:: Extrait du texte ::
===
La situation actuelle est anxiogène, mais c’est aussi une belle occasion de remettre en question et d’améliorer nos pratiques, comme architectes et plus largement dans nos sociétés.

Laurent McComber, architecte principal et fondateur de L. McComber

(Montréal; 3 associés, 5 employés)  

Laurent McComber, architecte principal et fondateur de L. McComber
Photo :  Cindy Boyce

La semaine dernière [du 20 au 24 avril] a été très occupée. Nous avons signé de nouveaux contrats, dont un gros projet multilogement. C’est encourageant ! D’autres clients ont par contre mis leur projet résidentiel sur pause.

En plus de mon propre travail, je dois effectuer certaines tâches administratives dont Pascale [Barrette-Brisson], ma femme et associée, se charge habituellement, parce qu’elle s’occupe de notre famille.

Après avoir réduit les heures de travail à la fin mars et en avril, nous prévoyons revenir à 35 heures la semaine prochaine, tout en demeurant flexibles, parce que chacun réagit différemment à ce contexte étrange. L’essentiel est que chacun préserve son équilibre.

Les mesures d’aide

Nous nous prévalons de tout ce qui est offert ! Pascale reçoit la Prestation canadienne d’urgence. Nous avons demandé et reçu le prêt de 40 000 $ que les banques accordent aux PME avec le soutien du gouvernement fédéral; c’est efficace pour pallier le manque de liquidités. Nous comptons aussi profiter du soutien financier à la formation du gouvernement québécois.

Le retour sur les chantiers

Mon associé Olivier Lord et moi avons visité trois chantiers cette semaine. Nous avons rédigé notre propre politique en lien avec la pandémie, inspirée des lignes directrices de la Commission des normes, de l’équité, de la santé et de la sécurité du travail et de l’Association des professionnels de la construction et de l’habitation du Québec. Notre responsabilité est double. D’une part, informer les entrepreneurs quant à leurs responsabilités en matière d’hygiène et de distanciation. D’autre part, respecter nous-mêmes les règles d’hygiène, favoriser les communications à distance et éviter les documents papier.

Le retour au bureau

Nous nous préparons à retourner au bureau dès que ce sera autorisé. Au sein de l’équipe, c’est partagé : certains ont hâte, d’autres sont bien en télétravail. Nous avons l’intention de permettre les deux.

La situation est difficile, mais nous sommes pleins de ressources et nous nous en sortons bien ! C’est beau de voir la capacité d’adaptation de chacun : notre équipe, les clients, le gouvernement, la société en général. Je suis impressionné !

Suzanne Bergeron, associée chez Louise Amiot et Suzanne Bergeron, architectes

(Québec; 2 associées, 8 employés)

Suzanne Bergeron, associée, Louise Amiot et Suzanne Bergeron, architectes

Moi qui ne suis pas à l’aise avec les technologies de l’information, j’ai réussi avec l’aide de nos employés à les apprivoiser et je suis fière de l’autonomie que j’ai développée ! Malgré le contexte un peu décourageant, notre équipe garde le moral et fait preuve d’humour.
===
:: Consignes ::
(1) Dans l'extrait sur les cabinets d'architectes, quel est le montant du prêt que le cabinet de Laurent McComber a demandé et reçu ?
(2) Reproduisez l'extrait sur les cabinets d'architectes depuis « La situation actuelle » jusqu'à « résidentiel sur pause. » inclusivement.
(3) Rédigez la suite de l'extrait sur les cabinets d'architectes en partant de sa dernière phrase.
Les données n'ont aucun rôle à jouer dans ce travail.

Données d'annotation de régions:
===
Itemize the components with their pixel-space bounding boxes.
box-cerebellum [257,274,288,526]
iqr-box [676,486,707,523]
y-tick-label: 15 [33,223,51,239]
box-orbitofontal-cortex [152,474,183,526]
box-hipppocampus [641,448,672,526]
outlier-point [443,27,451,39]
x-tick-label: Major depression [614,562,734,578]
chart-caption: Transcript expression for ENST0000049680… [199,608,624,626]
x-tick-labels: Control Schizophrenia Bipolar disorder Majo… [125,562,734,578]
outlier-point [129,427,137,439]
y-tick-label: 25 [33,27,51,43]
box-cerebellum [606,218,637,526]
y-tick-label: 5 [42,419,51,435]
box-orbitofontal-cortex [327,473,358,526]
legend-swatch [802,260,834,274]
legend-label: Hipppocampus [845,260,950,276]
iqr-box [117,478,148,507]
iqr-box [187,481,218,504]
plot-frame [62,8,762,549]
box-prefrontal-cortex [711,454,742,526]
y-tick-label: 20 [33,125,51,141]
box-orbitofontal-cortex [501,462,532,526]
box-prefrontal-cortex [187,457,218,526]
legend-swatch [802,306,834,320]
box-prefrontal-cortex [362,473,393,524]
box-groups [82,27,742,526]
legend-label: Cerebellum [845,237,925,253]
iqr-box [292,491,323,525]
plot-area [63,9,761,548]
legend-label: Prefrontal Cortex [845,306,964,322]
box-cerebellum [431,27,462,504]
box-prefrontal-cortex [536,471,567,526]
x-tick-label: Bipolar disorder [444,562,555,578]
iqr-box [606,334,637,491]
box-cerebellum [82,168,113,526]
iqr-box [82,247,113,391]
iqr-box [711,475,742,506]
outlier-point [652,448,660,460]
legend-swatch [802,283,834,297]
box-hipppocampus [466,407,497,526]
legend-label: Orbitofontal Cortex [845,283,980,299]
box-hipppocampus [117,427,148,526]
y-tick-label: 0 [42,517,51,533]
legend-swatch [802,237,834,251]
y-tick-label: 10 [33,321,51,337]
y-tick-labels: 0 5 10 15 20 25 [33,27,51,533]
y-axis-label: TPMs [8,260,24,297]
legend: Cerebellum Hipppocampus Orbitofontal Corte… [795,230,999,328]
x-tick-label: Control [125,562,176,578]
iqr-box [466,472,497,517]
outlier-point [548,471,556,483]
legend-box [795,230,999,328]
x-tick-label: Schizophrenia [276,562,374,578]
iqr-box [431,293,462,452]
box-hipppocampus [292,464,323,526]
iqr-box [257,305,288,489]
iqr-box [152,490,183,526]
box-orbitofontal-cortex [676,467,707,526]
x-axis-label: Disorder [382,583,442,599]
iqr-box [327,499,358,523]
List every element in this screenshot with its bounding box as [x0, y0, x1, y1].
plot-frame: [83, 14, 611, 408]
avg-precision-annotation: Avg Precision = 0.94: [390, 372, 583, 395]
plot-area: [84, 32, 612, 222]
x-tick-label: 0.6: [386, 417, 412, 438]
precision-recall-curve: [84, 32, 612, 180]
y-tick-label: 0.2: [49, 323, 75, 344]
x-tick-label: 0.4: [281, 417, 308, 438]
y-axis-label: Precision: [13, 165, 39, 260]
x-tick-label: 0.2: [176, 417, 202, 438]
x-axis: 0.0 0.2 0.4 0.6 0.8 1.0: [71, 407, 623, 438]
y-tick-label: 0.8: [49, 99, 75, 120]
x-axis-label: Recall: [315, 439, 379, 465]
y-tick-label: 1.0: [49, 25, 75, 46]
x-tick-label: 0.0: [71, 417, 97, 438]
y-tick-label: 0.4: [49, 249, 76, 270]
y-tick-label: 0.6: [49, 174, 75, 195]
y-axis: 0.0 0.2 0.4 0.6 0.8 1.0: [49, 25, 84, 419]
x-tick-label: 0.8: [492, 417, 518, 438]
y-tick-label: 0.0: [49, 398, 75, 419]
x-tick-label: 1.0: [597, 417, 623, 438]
===
:: Réponses dans l'ordre ::
(1) 40 000 $

(2)
La situation actuelle est anxiogène, mais c’est aussi une belle occasion de remettre en question et d’améliorer nos pratiques, comme architectes et plus largement dans nos sociétés.

Laurent McComber, architecte principal et fondateur de L. McComber

(Montréal; 3 associés, 5 employés)  

Laurent McComber, architecte principal et fondateur de L. McComber
Photo :  Cindy Boyce

La semaine dernière [du 20 au 24 avril] a été très occupée. Nous avons signé de nouveaux contrats, dont un gros projet multilogement. C’est encourageant ! D’autres clients ont par contre mis leur projet résidentiel sur pause.

(3)
Des projets retardés

Certains projets sont au ralenti, voire compromis, en raison de l’impossibilité de tenir des consultations citoyennes. Par ailleurs, nous ne savons pas toujours comment concilier les décrets gouvernementaux avec nos responsabilités professionnelles. Dans un projet pour lequel la poursuite des travaux est autorisée, nous ne savons pas si la reprise inclut la surveillance de chantier par l’architecte au dossier. Logiquement oui, mais nous n’avons pas obtenu de réponse claire à cette question.

Les prochains mois

Nous ne sommes pas inquiètes pour l’entreprise. Après 40 ans de pratique, mon associée et moi avons la notoriété suffisante pour que les mandats continuent de se présenter d’eux-mêmes. Nous voulons surtout que nos employés se sentent en sécurité. Je ne vois pas l’incertitude des prochains mois comme un problème. Nous aurons à composer avec une réalité encore inconnue, tout simplement.

Bryan Fecteau-Berman et Anaïs Duval associés, AURA Architecture & Design

 (Sainte-Marie; 2 associés, 1 employée)

Bryan Fecteau-Berman, associé, AURA Architecture & Design
Anaïs Duval, associée,AURA Architecture & Design

Bryan Fecteau-Berman (BFB) : Tout est au ralenti autour de nous et nos deux plus gros projets sont sur pause. Au moins, les municipalités continuent de donner des permis et d’examiner les demandes de dérogation mineure. La principale bonne nouvelle, c’est que nous avons de nouveaux projets : multilogement, résidences, bâtiments agricoles.

La motivation en priorité

Anaïs Duval (AD) : Nous nous préoccupons beaucoup de la motivation de notre employée. Nous tenons à elle ! Nous veillons à diversifier ses tâches et à la tenir au courant de l’avancement des projets. Si jamais il y a un ralentissement, nous allons en profiter pour qu’elle suive des formations – nous en suivrons aussi, d’ailleurs – grâce au programme de subvention du gouvernement québécois [le Programme actions concertées pour le maintien en emploi].

Des projets se transforment

BFB : Fait intéressant, certains de nos projets se transforment pour tenir compte des consignes de distanciation. Par exemple, un client industriel nous demande maintenant de prévoir deux mètres de distance entre les travailleurs dans la configuration des espaces de travail.

La reprise des activités

AD : Tous les projets risquent de redémarrer en même temps, ce qui va être difficile pour notre petite équipe. Déjà, cet hiver, nous voulions embaucher un employé supplémentaire, mais c’est difficile en région… Au moins, jusqu’à maintenant, la survie de notre jeune entreprise n’est pas menacée. On touche du bois !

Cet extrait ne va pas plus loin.